___ DATA LINES
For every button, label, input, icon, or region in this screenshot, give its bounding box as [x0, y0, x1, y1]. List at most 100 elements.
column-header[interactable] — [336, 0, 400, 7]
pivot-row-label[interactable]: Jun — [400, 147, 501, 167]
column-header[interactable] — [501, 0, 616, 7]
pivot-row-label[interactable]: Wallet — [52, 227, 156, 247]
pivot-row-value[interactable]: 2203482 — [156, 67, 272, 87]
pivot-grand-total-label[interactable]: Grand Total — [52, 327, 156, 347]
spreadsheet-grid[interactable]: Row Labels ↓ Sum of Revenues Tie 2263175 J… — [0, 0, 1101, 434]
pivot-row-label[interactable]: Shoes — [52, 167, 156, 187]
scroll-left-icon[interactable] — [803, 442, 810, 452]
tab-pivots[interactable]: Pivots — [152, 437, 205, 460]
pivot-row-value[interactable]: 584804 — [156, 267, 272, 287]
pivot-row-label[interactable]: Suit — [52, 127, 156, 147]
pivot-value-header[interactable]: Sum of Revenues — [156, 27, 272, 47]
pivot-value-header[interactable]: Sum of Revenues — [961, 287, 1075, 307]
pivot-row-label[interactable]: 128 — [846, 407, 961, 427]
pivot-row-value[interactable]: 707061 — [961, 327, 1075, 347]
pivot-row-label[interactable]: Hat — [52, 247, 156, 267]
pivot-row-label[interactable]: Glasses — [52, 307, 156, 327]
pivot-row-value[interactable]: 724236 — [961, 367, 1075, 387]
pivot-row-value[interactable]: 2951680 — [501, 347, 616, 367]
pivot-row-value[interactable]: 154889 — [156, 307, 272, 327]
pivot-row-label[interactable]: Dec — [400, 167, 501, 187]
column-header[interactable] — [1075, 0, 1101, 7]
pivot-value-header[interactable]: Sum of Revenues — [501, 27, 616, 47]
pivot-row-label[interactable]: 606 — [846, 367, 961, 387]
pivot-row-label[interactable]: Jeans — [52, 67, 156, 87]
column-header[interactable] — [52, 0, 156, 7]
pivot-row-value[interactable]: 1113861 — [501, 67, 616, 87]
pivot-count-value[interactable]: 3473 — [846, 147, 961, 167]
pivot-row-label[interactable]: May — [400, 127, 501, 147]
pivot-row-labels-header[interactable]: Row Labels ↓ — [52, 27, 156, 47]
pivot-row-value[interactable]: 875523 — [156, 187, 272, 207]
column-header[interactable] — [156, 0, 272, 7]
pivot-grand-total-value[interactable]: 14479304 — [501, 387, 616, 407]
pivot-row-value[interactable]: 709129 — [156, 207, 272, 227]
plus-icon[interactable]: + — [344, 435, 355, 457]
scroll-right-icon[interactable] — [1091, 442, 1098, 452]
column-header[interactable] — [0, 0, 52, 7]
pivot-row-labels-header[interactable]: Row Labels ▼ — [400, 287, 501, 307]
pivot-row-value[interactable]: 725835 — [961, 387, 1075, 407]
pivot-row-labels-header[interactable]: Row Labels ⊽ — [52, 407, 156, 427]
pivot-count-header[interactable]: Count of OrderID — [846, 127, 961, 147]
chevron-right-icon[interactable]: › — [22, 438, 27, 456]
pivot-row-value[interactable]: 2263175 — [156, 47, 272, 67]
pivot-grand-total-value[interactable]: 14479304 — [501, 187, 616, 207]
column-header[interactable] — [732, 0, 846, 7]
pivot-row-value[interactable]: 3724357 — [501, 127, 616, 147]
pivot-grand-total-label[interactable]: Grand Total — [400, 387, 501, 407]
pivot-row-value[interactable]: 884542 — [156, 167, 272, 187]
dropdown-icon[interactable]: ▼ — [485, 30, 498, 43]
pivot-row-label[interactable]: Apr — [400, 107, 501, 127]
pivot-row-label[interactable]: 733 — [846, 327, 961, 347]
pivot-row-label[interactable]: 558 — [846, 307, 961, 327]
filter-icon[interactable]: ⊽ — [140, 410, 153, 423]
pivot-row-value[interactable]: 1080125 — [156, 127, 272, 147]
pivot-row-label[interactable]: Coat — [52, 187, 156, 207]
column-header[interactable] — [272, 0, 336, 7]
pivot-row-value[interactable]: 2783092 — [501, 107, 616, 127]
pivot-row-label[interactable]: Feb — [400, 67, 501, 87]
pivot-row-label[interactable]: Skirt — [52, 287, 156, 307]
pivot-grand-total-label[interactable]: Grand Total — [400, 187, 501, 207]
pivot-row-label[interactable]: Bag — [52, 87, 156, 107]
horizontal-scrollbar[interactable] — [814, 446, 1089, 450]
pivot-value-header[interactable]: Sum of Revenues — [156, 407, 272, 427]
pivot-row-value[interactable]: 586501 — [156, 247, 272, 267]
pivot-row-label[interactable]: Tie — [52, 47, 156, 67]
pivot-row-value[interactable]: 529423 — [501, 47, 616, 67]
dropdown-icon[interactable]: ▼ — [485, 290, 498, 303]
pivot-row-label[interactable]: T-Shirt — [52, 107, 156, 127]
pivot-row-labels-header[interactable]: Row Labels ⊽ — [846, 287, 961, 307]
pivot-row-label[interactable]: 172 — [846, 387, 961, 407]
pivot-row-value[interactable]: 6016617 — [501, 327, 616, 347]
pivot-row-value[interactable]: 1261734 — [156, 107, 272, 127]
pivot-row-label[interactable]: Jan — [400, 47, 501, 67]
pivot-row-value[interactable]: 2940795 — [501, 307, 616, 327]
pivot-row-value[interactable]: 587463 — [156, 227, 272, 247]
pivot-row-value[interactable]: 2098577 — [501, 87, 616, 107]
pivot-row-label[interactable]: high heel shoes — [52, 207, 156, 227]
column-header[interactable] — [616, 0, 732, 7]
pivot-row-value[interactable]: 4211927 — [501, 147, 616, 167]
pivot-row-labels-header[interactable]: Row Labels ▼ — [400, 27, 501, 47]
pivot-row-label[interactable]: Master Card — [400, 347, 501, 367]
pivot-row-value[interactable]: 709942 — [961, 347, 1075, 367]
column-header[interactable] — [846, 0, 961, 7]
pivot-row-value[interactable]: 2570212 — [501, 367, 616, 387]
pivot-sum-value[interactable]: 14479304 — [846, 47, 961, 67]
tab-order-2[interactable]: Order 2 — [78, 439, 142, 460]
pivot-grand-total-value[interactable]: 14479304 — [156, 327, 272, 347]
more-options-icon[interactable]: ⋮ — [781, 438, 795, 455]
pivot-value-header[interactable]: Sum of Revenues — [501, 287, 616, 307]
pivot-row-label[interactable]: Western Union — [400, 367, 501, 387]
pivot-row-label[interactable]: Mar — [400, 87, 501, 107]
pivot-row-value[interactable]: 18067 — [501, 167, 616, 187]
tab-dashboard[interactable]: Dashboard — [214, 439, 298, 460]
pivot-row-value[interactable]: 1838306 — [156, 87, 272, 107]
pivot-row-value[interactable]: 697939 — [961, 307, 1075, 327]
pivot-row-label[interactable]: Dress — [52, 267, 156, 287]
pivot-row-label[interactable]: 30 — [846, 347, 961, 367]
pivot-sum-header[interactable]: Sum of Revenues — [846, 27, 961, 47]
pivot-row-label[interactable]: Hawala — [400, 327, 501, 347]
______
> TASK DESCRIPTION: Copy out the material above word for word, from its first line through the line containing "spreadsheet-grid[interactable]: Row Labels", both included.

> WORKED ANSWER:
For every button, label, input, icon, or region in this screenshot, give its bounding box as [x0, y0, x1, y1]. List at most 100 elements.
column-header[interactable] — [336, 0, 400, 7]
pivot-row-label[interactable]: Jun — [400, 147, 501, 167]
column-header[interactable] — [501, 0, 616, 7]
pivot-row-label[interactable]: Wallet — [52, 227, 156, 247]
pivot-row-value[interactable]: 2203482 — [156, 67, 272, 87]
pivot-grand-total-label[interactable]: Grand Total — [52, 327, 156, 347]
spreadsheet-grid[interactable]: Row Labels ↓ Sum of Revenues Tie 2263175 J… — [0, 0, 1101, 434]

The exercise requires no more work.